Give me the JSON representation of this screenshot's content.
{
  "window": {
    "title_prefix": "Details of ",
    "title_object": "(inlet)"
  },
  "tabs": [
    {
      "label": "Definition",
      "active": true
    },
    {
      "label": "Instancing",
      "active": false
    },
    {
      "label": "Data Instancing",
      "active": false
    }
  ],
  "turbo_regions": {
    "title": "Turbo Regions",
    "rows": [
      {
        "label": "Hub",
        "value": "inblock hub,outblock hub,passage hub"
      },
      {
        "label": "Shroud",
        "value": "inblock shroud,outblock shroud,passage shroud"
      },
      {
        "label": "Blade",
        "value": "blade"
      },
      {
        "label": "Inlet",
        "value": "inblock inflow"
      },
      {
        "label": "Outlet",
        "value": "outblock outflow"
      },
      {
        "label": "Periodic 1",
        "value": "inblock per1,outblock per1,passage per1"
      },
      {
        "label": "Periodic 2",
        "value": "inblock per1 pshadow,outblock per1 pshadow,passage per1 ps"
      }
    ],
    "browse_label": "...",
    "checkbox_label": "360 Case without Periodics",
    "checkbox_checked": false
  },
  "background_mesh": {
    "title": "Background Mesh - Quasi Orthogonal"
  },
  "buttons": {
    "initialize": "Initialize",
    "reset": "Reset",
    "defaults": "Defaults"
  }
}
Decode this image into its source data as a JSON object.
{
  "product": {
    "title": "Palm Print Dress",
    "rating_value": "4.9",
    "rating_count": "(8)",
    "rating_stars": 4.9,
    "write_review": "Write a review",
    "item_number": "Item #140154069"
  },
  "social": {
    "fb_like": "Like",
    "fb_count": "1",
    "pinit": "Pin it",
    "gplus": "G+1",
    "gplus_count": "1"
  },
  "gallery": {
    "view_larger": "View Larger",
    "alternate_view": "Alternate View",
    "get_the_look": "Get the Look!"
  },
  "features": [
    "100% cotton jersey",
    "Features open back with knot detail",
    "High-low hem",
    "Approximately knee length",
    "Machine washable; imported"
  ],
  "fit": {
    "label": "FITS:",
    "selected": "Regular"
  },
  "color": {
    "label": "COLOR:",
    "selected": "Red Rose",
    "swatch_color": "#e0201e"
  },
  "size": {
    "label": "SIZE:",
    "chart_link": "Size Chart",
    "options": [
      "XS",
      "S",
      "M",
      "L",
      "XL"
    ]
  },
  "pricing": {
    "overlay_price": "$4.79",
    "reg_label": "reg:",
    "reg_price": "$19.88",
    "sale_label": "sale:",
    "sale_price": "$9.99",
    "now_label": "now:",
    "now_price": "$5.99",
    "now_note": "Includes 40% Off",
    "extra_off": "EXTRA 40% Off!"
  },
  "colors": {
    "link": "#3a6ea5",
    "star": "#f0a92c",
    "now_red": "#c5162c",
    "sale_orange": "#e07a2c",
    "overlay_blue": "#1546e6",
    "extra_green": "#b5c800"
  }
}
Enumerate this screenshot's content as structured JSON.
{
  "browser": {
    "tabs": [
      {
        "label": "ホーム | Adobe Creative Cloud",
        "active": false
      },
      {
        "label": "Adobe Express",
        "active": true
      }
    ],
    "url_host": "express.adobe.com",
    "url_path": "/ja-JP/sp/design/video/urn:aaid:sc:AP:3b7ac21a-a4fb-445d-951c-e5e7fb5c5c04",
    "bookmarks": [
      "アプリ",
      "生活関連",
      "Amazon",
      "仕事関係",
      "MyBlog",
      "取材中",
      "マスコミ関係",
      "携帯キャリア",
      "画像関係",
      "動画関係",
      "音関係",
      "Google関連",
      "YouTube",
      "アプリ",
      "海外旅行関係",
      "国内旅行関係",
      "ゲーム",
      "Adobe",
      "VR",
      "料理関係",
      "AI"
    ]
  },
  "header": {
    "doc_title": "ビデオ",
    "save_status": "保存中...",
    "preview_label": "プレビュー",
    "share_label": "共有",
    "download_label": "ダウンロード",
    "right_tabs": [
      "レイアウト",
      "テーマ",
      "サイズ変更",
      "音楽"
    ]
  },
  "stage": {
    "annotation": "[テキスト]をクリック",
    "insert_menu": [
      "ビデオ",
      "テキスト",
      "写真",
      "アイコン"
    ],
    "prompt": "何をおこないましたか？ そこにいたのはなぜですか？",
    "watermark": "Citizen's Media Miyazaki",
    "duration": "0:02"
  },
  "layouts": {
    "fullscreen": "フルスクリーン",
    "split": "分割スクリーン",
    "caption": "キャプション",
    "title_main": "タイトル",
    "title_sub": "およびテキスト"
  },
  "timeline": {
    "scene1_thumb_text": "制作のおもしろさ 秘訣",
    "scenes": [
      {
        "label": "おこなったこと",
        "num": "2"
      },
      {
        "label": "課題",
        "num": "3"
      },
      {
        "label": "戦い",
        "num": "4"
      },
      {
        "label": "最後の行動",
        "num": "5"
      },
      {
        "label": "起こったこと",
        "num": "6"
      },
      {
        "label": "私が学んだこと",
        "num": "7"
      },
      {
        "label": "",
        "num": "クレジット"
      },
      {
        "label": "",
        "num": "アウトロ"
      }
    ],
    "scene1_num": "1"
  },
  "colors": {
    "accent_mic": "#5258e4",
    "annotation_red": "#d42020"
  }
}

================================

Work to complete: Find the word "inblock" in the material, then list each line that holds it.

Finished exercise:
        "value": "inblock hub,outblock hub,passage hub"
        "value": "inblock shroud,outblock shroud,passage shroud"
        "value": "inblock inflow"
        "value": "inblock per1,outblock per1,passage per1"
        "value": "inblock per1 pshadow,outblock per1 pshadow,passage per1 ps"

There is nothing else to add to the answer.